[start of Supplied entries]

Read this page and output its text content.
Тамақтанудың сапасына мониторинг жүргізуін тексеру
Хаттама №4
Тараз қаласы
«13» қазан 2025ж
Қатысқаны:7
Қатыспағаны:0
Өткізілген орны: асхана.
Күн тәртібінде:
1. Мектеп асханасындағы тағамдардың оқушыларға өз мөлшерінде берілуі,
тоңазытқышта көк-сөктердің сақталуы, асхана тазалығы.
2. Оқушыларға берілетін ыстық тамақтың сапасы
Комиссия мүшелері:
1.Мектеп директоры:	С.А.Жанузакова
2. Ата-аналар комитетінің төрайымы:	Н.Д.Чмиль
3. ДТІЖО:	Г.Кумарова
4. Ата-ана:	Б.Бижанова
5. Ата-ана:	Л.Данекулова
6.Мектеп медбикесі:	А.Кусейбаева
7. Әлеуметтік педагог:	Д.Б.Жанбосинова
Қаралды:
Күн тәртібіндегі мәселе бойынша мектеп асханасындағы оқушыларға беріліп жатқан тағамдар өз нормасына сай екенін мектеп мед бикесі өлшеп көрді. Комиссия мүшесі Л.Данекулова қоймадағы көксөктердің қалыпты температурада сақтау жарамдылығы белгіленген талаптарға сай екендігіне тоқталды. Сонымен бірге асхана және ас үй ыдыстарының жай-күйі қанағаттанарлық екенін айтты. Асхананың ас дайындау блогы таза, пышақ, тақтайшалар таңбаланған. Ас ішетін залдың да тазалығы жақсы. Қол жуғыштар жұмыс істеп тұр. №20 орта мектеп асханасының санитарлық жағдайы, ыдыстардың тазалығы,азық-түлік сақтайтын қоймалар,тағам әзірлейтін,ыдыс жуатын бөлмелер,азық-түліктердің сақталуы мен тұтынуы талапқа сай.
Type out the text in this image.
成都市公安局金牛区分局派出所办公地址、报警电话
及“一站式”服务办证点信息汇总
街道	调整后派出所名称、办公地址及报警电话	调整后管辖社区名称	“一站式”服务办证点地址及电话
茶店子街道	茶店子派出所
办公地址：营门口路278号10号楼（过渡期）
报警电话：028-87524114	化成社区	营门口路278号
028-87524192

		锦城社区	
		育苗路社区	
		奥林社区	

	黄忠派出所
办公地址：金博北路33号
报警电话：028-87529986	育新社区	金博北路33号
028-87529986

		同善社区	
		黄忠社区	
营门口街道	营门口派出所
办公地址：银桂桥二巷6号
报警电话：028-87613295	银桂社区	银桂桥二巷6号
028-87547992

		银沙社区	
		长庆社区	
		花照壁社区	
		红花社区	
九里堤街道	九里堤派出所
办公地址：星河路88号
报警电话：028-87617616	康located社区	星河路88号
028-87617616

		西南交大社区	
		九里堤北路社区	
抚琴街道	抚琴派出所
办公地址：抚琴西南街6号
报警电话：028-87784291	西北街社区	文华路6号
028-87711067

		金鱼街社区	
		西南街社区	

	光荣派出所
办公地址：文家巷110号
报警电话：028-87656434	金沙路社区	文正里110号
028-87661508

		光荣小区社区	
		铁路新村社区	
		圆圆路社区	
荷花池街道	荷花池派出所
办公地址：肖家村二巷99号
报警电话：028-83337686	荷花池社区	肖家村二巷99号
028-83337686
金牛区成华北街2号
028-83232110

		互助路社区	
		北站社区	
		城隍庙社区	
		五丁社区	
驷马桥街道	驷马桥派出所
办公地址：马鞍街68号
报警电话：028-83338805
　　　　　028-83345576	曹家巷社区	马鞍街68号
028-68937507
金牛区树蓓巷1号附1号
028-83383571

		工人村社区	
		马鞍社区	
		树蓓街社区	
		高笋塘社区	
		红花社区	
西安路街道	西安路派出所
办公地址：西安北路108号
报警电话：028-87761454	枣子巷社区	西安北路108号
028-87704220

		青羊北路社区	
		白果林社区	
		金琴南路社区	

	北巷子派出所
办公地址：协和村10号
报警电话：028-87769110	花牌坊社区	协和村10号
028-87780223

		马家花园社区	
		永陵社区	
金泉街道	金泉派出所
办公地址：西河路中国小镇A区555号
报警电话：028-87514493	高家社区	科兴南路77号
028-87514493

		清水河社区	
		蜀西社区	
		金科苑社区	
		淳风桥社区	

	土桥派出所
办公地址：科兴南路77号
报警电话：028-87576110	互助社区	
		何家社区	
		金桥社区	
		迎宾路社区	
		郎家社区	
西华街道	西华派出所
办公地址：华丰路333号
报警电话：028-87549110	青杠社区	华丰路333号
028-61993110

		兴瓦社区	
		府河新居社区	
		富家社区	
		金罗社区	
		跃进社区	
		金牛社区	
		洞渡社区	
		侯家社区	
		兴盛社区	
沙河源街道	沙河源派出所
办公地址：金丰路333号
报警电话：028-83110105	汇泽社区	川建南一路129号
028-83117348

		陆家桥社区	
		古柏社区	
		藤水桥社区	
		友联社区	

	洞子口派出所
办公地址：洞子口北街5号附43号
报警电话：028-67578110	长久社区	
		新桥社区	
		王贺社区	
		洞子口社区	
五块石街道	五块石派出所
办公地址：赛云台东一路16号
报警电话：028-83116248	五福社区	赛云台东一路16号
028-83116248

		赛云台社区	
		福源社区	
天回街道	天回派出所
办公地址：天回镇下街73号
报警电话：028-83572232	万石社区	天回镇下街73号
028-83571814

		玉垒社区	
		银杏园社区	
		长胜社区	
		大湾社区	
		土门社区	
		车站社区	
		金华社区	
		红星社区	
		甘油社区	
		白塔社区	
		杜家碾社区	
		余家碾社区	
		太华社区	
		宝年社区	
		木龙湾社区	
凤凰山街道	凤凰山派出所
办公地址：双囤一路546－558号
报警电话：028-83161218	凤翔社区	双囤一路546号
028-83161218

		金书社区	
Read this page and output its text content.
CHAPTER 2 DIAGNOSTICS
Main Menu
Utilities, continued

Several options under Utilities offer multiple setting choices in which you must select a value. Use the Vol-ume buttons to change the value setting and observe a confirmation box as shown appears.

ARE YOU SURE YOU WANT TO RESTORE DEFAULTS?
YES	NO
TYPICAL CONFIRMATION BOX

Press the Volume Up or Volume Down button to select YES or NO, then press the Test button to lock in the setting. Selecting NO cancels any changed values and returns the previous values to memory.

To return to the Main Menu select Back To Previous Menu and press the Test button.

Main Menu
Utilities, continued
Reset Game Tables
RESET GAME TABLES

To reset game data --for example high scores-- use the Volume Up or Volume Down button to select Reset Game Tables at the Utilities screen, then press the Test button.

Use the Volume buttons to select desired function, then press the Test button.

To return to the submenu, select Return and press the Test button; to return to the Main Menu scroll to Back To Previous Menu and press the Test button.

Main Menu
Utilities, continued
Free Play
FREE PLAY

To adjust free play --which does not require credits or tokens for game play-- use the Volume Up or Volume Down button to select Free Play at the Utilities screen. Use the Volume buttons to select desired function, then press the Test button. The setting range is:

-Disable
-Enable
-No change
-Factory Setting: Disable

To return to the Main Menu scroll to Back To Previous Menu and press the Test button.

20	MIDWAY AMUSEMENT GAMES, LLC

[end of Supplied entries]

Given task: Which lines in the listing above hold the word "сақталуы"? Show each of them.

Result for this exercise:
тоңазытқышта көк-сөктердің сақталуы, асхана тазалығы.
Күн тәртібіндегі мәселе бойынша мектеп асханасындағы оқушыларға беріліп жатқан тағамдар өз нормасына сай екенін мектеп мед бикесі өлшеп көрді. Комиссия мүшесі Л.Данекулова қоймадағы көксөктердің қалыпты температурада сақтау жарамдылығы белгіленген талаптарға сай екендігіне тоқталды. Сонымен бірге асхана және ас үй ыдыстарының жай-күйі қанағаттанарлық екенін айтты. Асхананың ас дайындау блогы таза, пышақ, тақтайшалар таңбаланған. Ас ішетін залдың да тазалығы жақсы. Қол жуғыштар жұмыс істеп тұр. №20 орта мектеп асханасының санитарлық жағдайы, ыдыстардың тазалығы,азық-түлік сақтайтын қоймалар,тағам әзірлейтін,ыдыс жуатын бөлмелер,азық-түліктердің сақталуы мен тұтынуы талапқа сай.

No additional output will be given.